- Short task:
Pictures stay out of the copy; set down each line of the listing below exactly.

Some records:
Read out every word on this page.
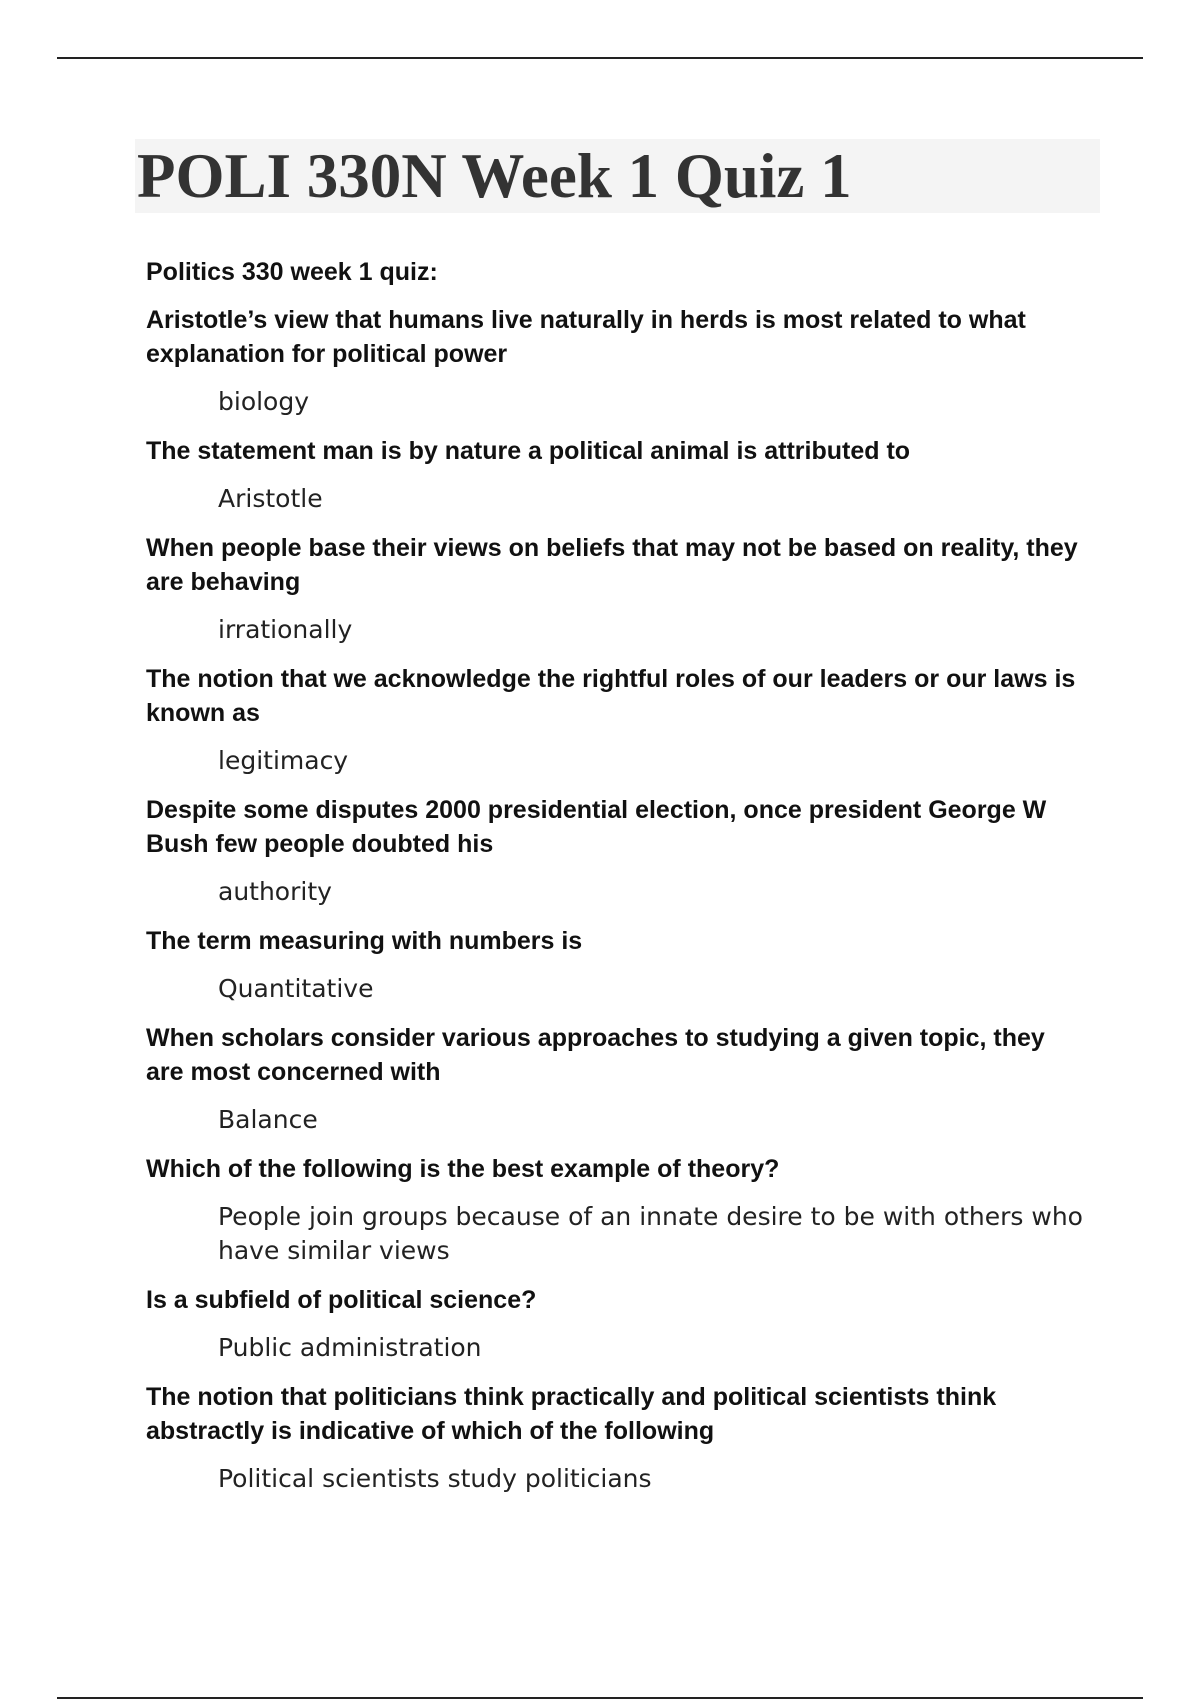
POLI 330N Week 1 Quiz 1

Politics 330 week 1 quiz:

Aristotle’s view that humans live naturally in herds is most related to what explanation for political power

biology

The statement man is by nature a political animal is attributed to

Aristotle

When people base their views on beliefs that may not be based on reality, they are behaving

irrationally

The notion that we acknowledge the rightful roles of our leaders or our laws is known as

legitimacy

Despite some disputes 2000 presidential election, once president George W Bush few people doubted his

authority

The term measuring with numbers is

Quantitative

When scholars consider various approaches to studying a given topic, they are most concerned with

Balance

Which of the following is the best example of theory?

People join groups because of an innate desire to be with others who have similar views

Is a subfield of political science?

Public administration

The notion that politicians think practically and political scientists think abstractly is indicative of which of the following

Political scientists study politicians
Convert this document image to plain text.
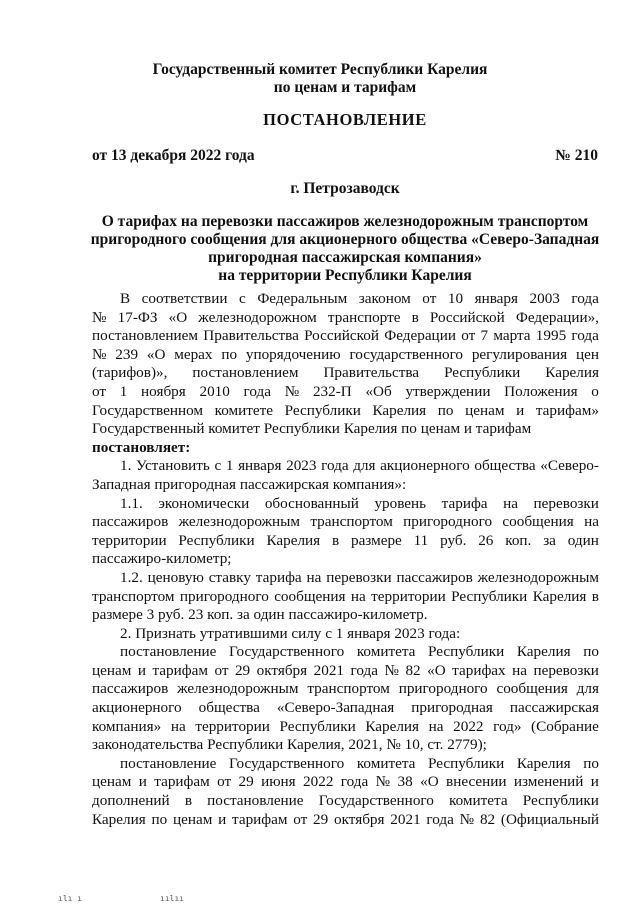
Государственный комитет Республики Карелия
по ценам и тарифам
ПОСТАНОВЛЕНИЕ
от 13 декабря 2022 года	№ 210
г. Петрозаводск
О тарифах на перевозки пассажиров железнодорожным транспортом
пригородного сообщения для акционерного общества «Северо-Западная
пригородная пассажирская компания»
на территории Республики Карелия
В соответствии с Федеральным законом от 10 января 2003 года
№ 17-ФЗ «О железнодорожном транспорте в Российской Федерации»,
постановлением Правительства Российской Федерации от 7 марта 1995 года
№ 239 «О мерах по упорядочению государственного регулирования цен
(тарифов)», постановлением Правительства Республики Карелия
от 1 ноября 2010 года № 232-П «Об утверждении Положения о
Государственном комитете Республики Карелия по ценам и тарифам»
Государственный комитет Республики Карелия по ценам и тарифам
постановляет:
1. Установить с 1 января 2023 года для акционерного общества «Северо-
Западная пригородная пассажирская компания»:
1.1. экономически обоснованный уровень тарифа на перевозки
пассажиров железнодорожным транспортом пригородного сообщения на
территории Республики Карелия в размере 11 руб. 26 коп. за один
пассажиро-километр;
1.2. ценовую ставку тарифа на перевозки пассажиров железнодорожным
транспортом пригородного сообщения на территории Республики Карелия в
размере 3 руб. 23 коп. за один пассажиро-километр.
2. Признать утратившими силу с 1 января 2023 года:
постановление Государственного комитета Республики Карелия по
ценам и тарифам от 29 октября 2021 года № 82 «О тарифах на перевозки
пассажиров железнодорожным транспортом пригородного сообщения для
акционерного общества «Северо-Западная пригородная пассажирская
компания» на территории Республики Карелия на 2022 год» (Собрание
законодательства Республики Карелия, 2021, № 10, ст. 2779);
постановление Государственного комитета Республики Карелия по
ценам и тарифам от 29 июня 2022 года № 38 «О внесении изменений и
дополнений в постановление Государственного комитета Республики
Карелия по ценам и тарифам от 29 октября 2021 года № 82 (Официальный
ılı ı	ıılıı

- Complete response:
Read out every word on this page.
POLI 330N Week 1 Quiz 1

Politics 330 week 1 quiz:

Aristotle’s view that humans live naturally in herds is most related to what explanation for political power

biology

The statement man is by nature a political animal is attributed to

Aristotle

When people base their views on beliefs that may not be based on reality, they are behaving

irrationally

The notion that we acknowledge the rightful roles of our leaders or our laws is known as

legitimacy

Despite some disputes 2000 presidential election, once president George W Bush few people doubted his

authority

The term measuring with numbers is

Quantitative

When scholars consider various approaches to studying a given topic, they are most concerned with

Balance

Which of the following is the best example of theory?

People join groups because of an innate desire to be with others who have similar views

Is a subfield of political science?

Public administration

The notion that politicians think practically and political scientists think abstractly is indicative of which of the following

Political scientists study politicians
Convert this document image to plain text.
Государственный комитет Республики Карелия
по ценам и тарифам
ПОСТАНОВЛЕНИЕ
от 13 декабря 2022 года	№ 210
г. Петрозаводск
О тарифах на перевозки пассажиров железнодорожным транспортом
пригородного сообщения для акционерного общества «Северо-Западная
пригородная пассажирская компания»
на территории Республики Карелия
В соответствии с Федеральным законом от 10 января 2003 года
№ 17-ФЗ «О железнодорожном транспорте в Российской Федерации»,
постановлением Правительства Российской Федерации от 7 марта 1995 года
№ 239 «О мерах по упорядочению государственного регулирования цен
(тарифов)», постановлением Правительства Республики Карелия
от 1 ноября 2010 года № 232-П «Об утверждении Положения о
Государственном комитете Республики Карелия по ценам и тарифам»
Государственный комитет Республики Карелия по ценам и тарифам
постановляет:
1. Установить с 1 января 2023 года для акционерного общества «Северо-
Западная пригородная пассажирская компания»:
1.1. экономически обоснованный уровень тарифа на перевозки
пассажиров железнодорожным транспортом пригородного сообщения на
территории Республики Карелия в размере 11 руб. 26 коп. за один
пассажиро-километр;
1.2. ценовую ставку тарифа на перевозки пассажиров железнодорожным
транспортом пригородного сообщения на территории Республики Карелия в
размере 3 руб. 23 коп. за один пассажиро-километр.
2. Признать утратившими силу с 1 января 2023 года:
постановление Государственного комитета Республики Карелия по
ценам и тарифам от 29 октября 2021 года № 82 «О тарифах на перевозки
пассажиров железнодорожным транспортом пригородного сообщения для
акционерного общества «Северо-Западная пригородная пассажирская
компания» на территории Республики Карелия на 2022 год» (Собрание
законодательства Республики Карелия, 2021, № 10, ст. 2779);
постановление Государственного комитета Республики Карелия по
ценам и тарифам от 29 июня 2022 года № 38 «О внесении изменений и
дополнений в постановление Государственного комитета Республики
Карелия по ценам и тарифам от 29 октября 2021 года № 82 (Официальный
ılı ı	ıılıı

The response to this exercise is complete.